**Do this**
For every line in the records that has the word "SDTVAR", make a copy.

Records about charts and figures
>> begin

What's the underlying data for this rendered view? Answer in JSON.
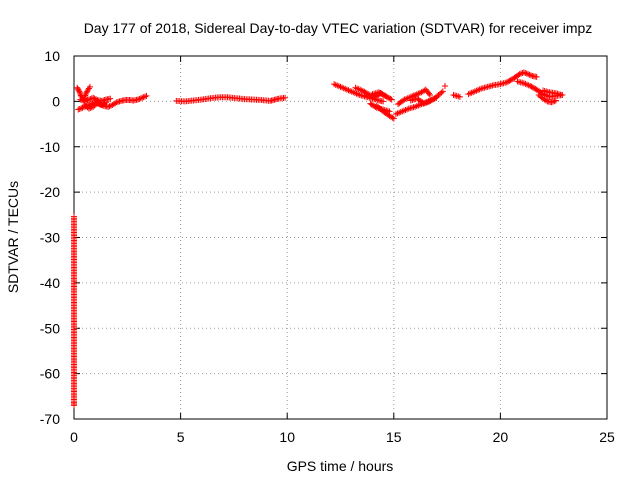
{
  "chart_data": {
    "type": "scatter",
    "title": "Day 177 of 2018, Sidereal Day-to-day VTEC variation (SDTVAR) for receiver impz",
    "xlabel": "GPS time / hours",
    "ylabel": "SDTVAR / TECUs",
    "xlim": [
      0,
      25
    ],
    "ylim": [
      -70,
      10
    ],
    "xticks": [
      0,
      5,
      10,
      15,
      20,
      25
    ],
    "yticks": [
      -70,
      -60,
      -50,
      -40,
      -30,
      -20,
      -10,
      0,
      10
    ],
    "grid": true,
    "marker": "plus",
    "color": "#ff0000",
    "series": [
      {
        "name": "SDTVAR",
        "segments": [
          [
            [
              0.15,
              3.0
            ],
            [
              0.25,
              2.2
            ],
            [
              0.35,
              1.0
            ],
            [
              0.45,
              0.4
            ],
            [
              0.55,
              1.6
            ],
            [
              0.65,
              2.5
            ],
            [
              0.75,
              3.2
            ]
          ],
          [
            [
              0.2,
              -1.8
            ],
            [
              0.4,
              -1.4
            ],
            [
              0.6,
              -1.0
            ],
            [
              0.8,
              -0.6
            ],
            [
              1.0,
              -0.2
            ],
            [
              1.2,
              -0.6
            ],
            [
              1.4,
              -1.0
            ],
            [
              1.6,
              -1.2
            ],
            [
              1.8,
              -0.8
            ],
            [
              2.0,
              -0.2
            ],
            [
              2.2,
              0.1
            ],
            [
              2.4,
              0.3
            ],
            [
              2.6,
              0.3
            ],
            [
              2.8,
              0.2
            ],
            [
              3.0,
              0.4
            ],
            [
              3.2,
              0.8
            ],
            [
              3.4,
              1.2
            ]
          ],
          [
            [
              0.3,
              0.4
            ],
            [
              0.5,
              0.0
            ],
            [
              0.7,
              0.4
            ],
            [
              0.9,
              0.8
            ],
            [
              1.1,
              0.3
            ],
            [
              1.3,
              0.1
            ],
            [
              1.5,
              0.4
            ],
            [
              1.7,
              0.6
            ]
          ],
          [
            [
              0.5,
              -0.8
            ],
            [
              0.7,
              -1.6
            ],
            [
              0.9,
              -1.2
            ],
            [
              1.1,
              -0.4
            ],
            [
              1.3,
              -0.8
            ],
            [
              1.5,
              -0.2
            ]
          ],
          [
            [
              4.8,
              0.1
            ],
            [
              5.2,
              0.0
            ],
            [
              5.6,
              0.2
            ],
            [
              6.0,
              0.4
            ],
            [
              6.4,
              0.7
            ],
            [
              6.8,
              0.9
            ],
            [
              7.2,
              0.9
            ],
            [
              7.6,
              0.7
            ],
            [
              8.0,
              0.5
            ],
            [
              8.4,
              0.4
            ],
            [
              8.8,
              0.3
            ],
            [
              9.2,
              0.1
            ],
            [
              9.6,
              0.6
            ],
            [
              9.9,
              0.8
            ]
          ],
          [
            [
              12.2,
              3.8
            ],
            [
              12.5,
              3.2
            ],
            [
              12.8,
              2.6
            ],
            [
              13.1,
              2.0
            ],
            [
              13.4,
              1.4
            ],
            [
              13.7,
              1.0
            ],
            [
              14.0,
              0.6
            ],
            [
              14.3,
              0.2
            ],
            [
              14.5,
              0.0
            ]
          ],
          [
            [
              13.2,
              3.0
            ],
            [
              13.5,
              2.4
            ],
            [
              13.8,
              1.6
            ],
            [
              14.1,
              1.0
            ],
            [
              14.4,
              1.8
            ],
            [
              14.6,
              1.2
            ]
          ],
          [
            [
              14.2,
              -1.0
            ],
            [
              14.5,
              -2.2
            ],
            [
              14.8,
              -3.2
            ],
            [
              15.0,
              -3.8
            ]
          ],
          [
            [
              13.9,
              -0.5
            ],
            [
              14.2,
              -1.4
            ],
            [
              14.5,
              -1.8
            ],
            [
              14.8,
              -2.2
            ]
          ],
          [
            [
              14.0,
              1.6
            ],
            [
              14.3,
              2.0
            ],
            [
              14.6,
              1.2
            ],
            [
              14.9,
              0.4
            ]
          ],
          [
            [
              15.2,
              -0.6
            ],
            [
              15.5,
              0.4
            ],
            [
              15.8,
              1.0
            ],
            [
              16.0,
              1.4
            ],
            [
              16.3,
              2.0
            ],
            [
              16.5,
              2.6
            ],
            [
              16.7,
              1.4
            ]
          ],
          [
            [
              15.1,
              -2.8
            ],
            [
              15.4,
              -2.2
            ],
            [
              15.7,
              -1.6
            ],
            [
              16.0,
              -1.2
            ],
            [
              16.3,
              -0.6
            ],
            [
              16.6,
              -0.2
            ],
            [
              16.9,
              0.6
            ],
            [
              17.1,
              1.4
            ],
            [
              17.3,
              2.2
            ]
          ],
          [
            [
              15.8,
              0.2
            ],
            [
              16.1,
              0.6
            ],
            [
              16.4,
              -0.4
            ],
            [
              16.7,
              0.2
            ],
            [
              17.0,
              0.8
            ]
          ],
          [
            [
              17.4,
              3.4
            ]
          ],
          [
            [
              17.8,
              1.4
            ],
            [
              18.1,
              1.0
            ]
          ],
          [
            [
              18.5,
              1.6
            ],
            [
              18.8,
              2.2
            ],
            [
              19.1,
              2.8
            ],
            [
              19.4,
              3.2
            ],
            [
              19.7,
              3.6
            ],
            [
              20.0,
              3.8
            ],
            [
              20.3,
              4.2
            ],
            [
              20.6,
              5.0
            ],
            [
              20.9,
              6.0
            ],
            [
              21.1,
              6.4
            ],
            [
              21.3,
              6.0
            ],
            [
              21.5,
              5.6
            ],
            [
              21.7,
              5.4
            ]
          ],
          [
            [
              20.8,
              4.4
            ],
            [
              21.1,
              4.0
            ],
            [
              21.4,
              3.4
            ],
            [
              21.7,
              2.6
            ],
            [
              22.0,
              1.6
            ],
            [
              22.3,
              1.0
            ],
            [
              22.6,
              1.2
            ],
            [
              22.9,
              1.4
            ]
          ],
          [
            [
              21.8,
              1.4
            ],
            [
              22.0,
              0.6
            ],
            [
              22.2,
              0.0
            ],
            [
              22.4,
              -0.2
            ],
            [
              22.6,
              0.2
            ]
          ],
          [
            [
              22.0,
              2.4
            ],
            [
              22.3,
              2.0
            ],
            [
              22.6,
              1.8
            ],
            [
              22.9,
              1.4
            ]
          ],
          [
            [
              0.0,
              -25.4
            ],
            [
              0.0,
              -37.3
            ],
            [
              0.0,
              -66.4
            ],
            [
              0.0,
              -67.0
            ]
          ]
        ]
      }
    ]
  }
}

>> end

**Exercise solution**
    "title": "Day 177 of 2018, Sidereal Day-to-day VTEC variation (SDTVAR) for receiver impz",
    "ylabel": "SDTVAR / TECUs",
        "name": "SDTVAR",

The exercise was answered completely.